Work required: Each record below should appear again exactly as written.

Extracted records

◆ ◆ ◆ ◆ ◆ ◆ ◆

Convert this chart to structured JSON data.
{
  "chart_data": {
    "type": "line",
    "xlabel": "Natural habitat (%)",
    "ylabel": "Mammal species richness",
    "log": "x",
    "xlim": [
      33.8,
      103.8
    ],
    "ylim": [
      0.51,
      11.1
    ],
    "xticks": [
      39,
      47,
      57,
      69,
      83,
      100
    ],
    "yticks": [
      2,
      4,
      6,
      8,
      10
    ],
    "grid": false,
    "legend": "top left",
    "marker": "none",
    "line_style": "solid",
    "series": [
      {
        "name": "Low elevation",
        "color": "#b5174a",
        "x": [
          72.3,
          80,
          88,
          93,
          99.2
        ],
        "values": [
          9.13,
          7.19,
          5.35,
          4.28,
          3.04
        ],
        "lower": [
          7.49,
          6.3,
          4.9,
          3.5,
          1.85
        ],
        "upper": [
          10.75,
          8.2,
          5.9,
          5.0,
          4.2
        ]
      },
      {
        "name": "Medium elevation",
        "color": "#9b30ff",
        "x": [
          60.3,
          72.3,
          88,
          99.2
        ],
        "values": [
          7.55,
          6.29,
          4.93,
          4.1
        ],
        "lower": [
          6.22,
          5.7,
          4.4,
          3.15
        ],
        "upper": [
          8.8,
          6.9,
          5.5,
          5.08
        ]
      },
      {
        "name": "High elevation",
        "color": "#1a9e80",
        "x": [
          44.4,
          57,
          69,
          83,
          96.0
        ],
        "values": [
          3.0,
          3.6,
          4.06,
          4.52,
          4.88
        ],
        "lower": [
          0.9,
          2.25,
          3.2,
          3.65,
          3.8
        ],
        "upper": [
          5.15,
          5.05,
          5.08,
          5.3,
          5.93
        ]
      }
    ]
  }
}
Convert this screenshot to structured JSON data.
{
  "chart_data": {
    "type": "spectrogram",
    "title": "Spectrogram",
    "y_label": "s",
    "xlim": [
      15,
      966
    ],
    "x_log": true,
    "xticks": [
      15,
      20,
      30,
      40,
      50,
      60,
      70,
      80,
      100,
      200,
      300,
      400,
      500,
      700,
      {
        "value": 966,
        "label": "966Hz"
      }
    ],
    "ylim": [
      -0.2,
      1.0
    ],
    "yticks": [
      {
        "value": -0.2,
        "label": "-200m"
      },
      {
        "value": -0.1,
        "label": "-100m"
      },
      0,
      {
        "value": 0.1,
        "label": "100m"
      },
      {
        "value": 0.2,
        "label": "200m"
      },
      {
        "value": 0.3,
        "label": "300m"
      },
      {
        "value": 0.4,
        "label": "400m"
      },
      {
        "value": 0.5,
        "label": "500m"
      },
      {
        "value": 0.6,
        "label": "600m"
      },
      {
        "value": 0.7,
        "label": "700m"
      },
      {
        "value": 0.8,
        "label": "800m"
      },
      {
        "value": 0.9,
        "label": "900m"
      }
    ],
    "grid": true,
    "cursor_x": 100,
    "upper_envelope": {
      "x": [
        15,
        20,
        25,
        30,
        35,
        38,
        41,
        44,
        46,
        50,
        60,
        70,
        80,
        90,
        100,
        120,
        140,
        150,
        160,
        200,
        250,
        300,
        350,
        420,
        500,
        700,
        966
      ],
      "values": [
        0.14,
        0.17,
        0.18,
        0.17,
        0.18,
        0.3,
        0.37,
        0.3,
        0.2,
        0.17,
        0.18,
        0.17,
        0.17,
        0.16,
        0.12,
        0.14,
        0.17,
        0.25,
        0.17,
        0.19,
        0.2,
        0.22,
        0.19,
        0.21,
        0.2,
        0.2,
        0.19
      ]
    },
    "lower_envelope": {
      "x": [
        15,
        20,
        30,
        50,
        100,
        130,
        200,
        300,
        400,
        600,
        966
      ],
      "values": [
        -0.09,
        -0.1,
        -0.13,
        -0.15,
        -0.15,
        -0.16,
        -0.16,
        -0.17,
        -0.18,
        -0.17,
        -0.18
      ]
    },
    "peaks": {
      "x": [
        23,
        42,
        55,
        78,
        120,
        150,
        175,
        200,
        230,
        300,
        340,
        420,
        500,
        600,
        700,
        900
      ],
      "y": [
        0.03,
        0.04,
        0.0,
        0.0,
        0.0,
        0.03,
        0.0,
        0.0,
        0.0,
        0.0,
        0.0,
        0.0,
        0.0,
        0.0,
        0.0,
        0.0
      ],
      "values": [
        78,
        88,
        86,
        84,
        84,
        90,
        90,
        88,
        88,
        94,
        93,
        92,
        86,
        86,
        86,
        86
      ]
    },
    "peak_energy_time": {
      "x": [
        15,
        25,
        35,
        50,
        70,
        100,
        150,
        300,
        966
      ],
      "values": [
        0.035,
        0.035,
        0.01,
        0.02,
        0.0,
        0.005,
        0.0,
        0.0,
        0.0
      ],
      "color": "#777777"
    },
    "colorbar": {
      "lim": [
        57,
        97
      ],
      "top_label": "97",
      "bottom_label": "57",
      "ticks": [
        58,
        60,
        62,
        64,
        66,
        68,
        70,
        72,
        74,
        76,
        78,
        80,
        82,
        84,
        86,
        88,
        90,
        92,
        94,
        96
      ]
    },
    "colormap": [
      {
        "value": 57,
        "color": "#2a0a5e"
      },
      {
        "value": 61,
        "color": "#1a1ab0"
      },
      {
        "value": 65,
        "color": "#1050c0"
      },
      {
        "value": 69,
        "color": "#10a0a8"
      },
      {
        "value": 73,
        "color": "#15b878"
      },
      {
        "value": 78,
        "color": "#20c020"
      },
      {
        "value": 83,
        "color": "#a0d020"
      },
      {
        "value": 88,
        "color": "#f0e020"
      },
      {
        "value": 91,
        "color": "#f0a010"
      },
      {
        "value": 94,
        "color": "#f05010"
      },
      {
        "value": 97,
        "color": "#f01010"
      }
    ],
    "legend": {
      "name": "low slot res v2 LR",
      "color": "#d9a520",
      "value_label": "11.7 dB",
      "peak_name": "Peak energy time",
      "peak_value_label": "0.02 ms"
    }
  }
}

◆ ◆ ◆ ◆ ◆ ◆ ◆

Right answer:
Convert this chart to structured JSON data.
{
  "chart_data": {
    "type": "line",
    "xlabel": "Natural habitat (%)",
    "ylabel": "Mammal species richness",
    "log": "x",
    "xlim": [
      33.8,
      103.8
    ],
    "ylim": [
      0.51,
      11.1
    ],
    "xticks": [
      39,
      47,
      57,
      69,
      83,
      100
    ],
    "yticks": [
      2,
      4,
      6,
      8,
      10
    ],
    "grid": false,
    "legend": "top left",
    "marker": "none",
    "line_style": "solid",
    "series": [
      {
        "name": "Low elevation",
        "color": "#b5174a",
        "x": [
          72.3,
          80,
          88,
          93,
          99.2
        ],
        "values": [
          9.13,
          7.19,
          5.35,
          4.28,
          3.04
        ],
        "lower": [
          7.49,
          6.3,
          4.9,
          3.5,
          1.85
        ],
        "upper": [
          10.75,
          8.2,
          5.9,
          5.0,
          4.2
        ]
      },
      {
        "name": "Medium elevation",
        "color": "#9b30ff",
        "x": [
          60.3,
          72.3,
          88,
          99.2
        ],
        "values": [
          7.55,
          6.29,
          4.93,
          4.1
        ],
        "lower": [
          6.22,
          5.7,
          4.4,
          3.15
        ],
        "upper": [
          8.8,
          6.9,
          5.5,
          5.08
        ]
      },
      {
        "name": "High elevation",
        "color": "#1a9e80",
        "x": [
          44.4,
          57,
          69,
          83,
          96.0
        ],
        "values": [
          3.0,
          3.6,
          4.06,
          4.52,
          4.88
        ],
        "lower": [
          0.9,
          2.25,
          3.2,
          3.65,
          3.8
        ],
        "upper": [
          5.15,
          5.05,
          5.08,
          5.3,
          5.93
        ]
      }
    ]
  }
}
Convert this screenshot to structured JSON data.
{
  "chart_data": {
    "type": "spectrogram",
    "title": "Spectrogram",
    "y_label": "s",
    "xlim": [
      15,
      966
    ],
    "x_log": true,
    "xticks": [
      15,
      20,
      30,
      40,
      50,
      60,
      70,
      80,
      100,
      200,
      300,
      400,
      500,
      700,
      {
        "value": 966,
        "label": "966Hz"
      }
    ],
    "ylim": [
      -0.2,
      1.0
    ],
    "yticks": [
      {
        "value": -0.2,
        "label": "-200m"
      },
      {
        "value": -0.1,
        "label": "-100m"
      },
      0,
      {
        "value": 0.1,
        "label": "100m"
      },
      {
        "value": 0.2,
        "label": "200m"
      },
      {
        "value": 0.3,
        "label": "300m"
      },
      {
        "value": 0.4,
        "label": "400m"
      },
      {
        "value": 0.5,
        "label": "500m"
      },
      {
        "value": 0.6,
        "label": "600m"
      },
      {
        "value": 0.7,
        "label": "700m"
      },
      {
        "value": 0.8,
        "label": "800m"
      },
      {
        "value": 0.9,
        "label": "900m"
      }
    ],
    "grid": true,
    "cursor_x": 100,
    "upper_envelope": {
      "x": [
        15,
        20,
        25,
        30,
        35,
        38,
        41,
        44,
        46,
        50,
        60,
        70,
        80,
        90,
        100,
        120,
        140,
        150,
        160,
        200,
        250,
        300,
        350,
        420,
        500,
        700,
        966
      ],
      "values": [
        0.14,
        0.17,
        0.18,
        0.17,
        0.18,
        0.3,
        0.37,
        0.3,
        0.2,
        0.17,
        0.18,
        0.17,
        0.17,
        0.16,
        0.12,
        0.14,
        0.17,
        0.25,
        0.17,
        0.19,
        0.2,
        0.22,
        0.19,
        0.21,
        0.2,
        0.2,
        0.19
      ]
    },
    "lower_envelope": {
      "x": [
        15,
        20,
        30,
        50,
        100,
        130,
        200,
        300,
        400,
        600,
        966
      ],
      "values": [
        -0.09,
        -0.1,
        -0.13,
        -0.15,
        -0.15,
        -0.16,
        -0.16,
        -0.17,
        -0.18,
        -0.17,
        -0.18
      ]
    },
    "peaks": {
      "x": [
        23,
        42,
        55,
        78,
        120,
        150,
        175,
        200,
        230,
        300,
        340,
        420,
        500,
        600,
        700,
        900
      ],
      "y": [
        0.03,
        0.04,
        0.0,
        0.0,
        0.0,
        0.03,
        0.0,
        0.0,
        0.0,
        0.0,
        0.0,
        0.0,
        0.0,
        0.0,
        0.0,
        0.0
      ],
      "values": [
        78,
        88,
        86,
        84,
        84,
        90,
        90,
        88,
        88,
        94,
        93,
        92,
        86,
        86,
        86,
        86
      ]
    },
    "peak_energy_time": {
      "x": [
        15,
        25,
        35,
        50,
        70,
        100,
        150,
        300,
        966
      ],
      "values": [
        0.035,
        0.035,
        0.01,
        0.02,
        0.0,
        0.005,
        0.0,
        0.0,
        0.0
      ],
      "color": "#777777"
    },
    "colorbar": {
      "lim": [
        57,
        97
      ],
      "top_label": "97",
      "bottom_label": "57",
      "ticks": [
        58,
        60,
        62,
        64,
        66,
        68,
        70,
        72,
        74,
        76,
        78,
        80,
        82,
        84,
        86,
        88,
        90,
        92,
        94,
        96
      ]
    },
    "colormap": [
      {
        "value": 57,
        "color": "#2a0a5e"
      },
      {
        "value": 61,
        "color": "#1a1ab0"
      },
      {
        "value": 65,
        "color": "#1050c0"
      },
      {
        "value": 69,
        "color": "#10a0a8"
      },
      {
        "value": 73,
        "color": "#15b878"
      },
      {
        "value": 78,
        "color": "#20c020"
      },
      {
        "value": 83,
        "color": "#a0d020"
      },
      {
        "value": 88,
        "color": "#f0e020"
      },
      {
        "value": 91,
        "color": "#f0a010"
      },
      {
        "value": 94,
        "color": "#f05010"
      },
      {
        "value": 97,
        "color": "#f01010"
      }
    ],
    "legend": {
      "name": "low slot res v2 LR",
      "color": "#d9a520",
      "value_label": "11.7 dB",
      "peak_name": "Peak energy time",
      "peak_value_label": "0.02 ms"
    }
  }
}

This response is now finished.